* _Stated problem_
Read the records and gather each line that includes "sets".

++++++++++++++++++++

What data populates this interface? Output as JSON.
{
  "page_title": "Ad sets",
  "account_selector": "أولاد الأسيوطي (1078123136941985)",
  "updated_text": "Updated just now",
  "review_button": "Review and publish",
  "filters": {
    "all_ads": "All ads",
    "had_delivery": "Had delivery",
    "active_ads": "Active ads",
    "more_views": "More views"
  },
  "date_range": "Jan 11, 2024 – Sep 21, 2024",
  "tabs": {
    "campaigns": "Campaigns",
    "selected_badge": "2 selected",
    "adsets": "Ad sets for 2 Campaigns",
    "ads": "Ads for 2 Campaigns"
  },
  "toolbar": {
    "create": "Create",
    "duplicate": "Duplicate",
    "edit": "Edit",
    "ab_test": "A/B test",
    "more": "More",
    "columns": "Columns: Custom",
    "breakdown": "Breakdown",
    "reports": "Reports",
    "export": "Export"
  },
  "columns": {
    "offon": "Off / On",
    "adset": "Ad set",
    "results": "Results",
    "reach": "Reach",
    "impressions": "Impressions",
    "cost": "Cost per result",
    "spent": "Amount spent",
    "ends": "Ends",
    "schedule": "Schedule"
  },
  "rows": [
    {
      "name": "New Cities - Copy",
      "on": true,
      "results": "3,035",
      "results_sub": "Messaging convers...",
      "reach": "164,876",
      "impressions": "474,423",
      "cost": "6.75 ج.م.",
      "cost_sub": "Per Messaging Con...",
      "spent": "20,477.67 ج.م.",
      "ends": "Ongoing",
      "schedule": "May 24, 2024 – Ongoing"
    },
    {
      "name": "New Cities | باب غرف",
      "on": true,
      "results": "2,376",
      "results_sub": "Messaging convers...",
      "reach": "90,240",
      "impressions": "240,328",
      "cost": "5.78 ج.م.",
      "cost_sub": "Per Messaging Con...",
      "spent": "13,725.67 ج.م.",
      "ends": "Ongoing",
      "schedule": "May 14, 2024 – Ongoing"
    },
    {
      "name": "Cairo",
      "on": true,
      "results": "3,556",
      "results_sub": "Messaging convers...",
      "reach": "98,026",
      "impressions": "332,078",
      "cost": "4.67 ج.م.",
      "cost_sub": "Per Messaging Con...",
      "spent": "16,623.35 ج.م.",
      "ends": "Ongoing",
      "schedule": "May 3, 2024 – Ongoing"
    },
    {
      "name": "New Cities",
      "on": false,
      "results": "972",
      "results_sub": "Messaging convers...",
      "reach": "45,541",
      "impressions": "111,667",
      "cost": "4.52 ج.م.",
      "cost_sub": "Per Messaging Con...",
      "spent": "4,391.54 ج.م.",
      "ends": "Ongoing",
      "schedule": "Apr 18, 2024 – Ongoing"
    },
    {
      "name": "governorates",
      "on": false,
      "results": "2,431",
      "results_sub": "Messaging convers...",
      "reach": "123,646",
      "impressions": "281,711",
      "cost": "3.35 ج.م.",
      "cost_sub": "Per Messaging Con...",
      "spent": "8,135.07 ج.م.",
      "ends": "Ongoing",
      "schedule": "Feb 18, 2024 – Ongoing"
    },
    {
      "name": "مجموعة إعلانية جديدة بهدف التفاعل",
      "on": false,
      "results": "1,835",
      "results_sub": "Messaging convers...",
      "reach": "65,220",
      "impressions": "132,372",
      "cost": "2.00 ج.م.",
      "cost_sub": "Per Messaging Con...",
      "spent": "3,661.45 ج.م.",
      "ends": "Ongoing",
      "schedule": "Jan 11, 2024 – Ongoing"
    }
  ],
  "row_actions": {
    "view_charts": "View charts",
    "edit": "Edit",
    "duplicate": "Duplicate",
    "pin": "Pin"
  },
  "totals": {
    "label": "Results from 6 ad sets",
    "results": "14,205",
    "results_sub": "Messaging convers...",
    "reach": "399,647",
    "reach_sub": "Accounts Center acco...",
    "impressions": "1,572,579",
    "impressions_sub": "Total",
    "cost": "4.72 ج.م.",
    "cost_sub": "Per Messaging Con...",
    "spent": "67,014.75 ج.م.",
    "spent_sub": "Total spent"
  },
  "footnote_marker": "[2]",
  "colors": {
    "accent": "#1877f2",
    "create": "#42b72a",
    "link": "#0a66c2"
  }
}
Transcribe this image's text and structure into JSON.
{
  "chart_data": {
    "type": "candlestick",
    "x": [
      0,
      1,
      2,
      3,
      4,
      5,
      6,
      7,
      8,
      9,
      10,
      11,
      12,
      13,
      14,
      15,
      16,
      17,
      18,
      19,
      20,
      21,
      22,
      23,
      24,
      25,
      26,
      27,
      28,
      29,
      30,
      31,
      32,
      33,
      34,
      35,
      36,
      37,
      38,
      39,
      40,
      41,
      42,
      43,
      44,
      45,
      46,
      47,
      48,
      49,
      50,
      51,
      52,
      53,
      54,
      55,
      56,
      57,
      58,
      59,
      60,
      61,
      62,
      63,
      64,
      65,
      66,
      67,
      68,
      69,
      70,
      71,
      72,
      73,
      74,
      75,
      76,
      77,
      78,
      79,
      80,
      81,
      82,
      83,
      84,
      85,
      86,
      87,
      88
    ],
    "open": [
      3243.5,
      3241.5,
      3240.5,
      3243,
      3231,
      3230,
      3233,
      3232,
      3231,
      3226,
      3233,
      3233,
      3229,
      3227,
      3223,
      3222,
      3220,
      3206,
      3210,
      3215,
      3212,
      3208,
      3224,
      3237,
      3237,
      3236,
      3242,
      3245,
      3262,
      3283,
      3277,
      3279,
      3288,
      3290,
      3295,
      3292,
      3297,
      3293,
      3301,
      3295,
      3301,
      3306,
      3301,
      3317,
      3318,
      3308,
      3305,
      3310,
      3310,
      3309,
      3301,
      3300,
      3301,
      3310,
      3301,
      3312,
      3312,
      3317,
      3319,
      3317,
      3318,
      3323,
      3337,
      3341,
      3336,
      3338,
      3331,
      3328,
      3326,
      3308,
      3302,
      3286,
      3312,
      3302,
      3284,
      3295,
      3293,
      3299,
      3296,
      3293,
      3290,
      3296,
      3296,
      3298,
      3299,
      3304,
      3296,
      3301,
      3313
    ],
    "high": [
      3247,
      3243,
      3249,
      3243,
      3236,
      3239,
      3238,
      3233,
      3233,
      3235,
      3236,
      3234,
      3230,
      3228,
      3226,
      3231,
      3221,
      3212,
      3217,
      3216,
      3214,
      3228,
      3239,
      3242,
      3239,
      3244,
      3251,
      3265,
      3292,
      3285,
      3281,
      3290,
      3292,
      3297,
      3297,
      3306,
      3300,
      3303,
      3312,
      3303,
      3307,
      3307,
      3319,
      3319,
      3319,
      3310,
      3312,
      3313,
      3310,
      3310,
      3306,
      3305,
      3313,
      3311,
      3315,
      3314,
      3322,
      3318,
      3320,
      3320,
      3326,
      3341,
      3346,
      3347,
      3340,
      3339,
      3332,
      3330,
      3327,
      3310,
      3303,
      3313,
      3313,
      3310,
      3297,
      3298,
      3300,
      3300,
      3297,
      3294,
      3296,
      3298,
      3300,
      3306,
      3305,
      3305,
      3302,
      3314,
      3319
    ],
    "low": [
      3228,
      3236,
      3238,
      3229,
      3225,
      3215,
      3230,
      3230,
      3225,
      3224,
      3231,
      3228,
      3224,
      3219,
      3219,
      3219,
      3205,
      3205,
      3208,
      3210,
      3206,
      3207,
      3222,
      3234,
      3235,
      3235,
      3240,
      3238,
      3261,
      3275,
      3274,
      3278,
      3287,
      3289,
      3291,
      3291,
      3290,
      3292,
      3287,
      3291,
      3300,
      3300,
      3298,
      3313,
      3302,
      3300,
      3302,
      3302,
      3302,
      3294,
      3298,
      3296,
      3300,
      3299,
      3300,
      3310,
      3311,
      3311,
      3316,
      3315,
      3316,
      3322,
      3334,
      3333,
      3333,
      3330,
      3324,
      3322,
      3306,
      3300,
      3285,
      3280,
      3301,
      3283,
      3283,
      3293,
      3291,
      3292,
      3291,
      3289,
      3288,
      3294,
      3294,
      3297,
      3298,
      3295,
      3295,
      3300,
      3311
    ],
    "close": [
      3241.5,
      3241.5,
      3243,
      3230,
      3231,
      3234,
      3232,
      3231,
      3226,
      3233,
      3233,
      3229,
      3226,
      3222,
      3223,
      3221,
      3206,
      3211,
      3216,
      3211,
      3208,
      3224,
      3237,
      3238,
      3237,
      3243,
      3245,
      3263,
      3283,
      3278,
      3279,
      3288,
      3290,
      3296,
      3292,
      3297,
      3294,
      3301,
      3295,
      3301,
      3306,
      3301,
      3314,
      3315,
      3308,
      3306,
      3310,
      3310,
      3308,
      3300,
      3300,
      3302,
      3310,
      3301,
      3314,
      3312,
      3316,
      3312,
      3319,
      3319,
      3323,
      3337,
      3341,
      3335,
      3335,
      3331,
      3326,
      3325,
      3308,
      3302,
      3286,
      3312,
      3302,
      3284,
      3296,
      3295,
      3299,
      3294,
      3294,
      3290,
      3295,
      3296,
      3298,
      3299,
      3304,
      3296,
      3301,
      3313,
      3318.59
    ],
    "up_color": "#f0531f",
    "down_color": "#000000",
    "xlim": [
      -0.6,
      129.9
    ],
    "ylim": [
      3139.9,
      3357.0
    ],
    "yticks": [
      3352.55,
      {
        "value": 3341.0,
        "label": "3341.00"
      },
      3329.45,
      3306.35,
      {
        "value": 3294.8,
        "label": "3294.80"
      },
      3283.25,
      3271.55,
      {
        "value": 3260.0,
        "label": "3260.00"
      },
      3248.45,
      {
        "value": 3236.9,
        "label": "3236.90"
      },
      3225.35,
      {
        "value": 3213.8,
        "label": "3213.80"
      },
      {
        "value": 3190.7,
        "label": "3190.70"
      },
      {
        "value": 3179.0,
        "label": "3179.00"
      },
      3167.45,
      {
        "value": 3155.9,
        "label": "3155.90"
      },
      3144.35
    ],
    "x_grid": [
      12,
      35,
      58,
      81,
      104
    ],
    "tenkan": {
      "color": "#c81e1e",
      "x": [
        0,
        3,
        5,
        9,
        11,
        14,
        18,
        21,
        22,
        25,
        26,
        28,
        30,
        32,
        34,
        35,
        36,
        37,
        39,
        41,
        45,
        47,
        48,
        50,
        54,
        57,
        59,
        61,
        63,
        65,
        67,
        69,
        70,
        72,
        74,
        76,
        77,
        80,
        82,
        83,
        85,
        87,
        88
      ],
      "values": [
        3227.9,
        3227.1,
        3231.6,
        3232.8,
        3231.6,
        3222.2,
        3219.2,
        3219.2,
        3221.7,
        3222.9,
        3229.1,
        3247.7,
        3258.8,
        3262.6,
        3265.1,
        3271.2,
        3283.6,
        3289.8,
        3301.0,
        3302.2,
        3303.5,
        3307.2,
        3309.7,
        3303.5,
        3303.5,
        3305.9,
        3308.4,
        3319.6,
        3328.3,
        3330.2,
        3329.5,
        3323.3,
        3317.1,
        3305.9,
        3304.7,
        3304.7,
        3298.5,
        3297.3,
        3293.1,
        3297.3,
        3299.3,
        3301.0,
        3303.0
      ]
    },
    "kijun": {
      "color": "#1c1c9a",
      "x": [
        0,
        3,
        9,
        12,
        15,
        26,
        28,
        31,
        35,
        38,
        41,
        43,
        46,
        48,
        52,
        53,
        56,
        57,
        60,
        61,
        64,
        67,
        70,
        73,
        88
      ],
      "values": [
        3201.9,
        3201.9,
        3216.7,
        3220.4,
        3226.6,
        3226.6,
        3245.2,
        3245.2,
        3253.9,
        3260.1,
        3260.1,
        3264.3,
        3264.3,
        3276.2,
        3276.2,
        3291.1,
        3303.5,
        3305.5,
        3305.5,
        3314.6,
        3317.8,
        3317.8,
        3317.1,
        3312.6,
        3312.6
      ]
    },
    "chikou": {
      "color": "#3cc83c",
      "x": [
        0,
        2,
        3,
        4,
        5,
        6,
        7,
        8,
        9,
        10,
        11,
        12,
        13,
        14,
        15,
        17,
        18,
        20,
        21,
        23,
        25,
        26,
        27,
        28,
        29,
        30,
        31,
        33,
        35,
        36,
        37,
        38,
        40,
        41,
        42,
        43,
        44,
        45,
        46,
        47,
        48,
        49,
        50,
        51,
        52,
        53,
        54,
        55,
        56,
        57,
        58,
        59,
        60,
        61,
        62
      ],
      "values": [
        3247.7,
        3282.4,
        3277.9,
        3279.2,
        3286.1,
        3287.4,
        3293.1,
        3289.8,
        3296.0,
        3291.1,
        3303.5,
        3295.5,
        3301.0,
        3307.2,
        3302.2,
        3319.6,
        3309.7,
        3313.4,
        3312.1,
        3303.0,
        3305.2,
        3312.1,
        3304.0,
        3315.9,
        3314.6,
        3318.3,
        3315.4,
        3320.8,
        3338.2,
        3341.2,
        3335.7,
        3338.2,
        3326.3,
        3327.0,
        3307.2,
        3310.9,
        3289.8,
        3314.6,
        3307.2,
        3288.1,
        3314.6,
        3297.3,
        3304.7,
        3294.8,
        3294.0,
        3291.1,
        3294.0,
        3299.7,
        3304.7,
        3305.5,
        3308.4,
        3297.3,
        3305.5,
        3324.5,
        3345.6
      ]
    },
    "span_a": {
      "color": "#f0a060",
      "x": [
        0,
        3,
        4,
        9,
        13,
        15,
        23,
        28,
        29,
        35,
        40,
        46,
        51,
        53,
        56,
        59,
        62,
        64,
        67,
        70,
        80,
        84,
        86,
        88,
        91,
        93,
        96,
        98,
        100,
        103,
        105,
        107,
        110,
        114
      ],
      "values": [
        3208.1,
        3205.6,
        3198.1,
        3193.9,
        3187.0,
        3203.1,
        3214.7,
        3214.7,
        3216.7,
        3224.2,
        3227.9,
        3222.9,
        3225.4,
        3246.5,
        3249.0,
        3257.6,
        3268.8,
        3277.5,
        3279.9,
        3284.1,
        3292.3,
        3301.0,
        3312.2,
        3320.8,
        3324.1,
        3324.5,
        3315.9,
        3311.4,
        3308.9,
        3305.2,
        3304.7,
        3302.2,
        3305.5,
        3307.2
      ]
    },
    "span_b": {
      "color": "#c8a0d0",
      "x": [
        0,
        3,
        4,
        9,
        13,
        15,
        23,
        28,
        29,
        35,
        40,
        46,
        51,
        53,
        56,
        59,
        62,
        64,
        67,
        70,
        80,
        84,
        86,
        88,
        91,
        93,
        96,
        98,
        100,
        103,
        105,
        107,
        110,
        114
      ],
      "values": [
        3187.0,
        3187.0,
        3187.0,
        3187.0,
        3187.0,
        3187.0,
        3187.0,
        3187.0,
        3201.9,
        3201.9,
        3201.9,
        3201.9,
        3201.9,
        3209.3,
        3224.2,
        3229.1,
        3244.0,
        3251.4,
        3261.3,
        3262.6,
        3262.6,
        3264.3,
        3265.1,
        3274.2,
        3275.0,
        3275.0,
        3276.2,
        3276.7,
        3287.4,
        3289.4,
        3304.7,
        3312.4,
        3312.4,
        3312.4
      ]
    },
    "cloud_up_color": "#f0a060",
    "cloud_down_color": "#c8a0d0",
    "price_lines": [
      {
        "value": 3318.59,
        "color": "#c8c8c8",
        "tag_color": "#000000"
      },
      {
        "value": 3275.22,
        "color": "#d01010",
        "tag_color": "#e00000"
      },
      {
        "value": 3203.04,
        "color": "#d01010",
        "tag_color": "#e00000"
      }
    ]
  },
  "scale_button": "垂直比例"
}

++++++++++++++++++++

* _In response_
  "page_title": "Ad sets",
    "adsets": "Ad sets for 2 Campaigns",
    "label": "Results from 6 ad sets",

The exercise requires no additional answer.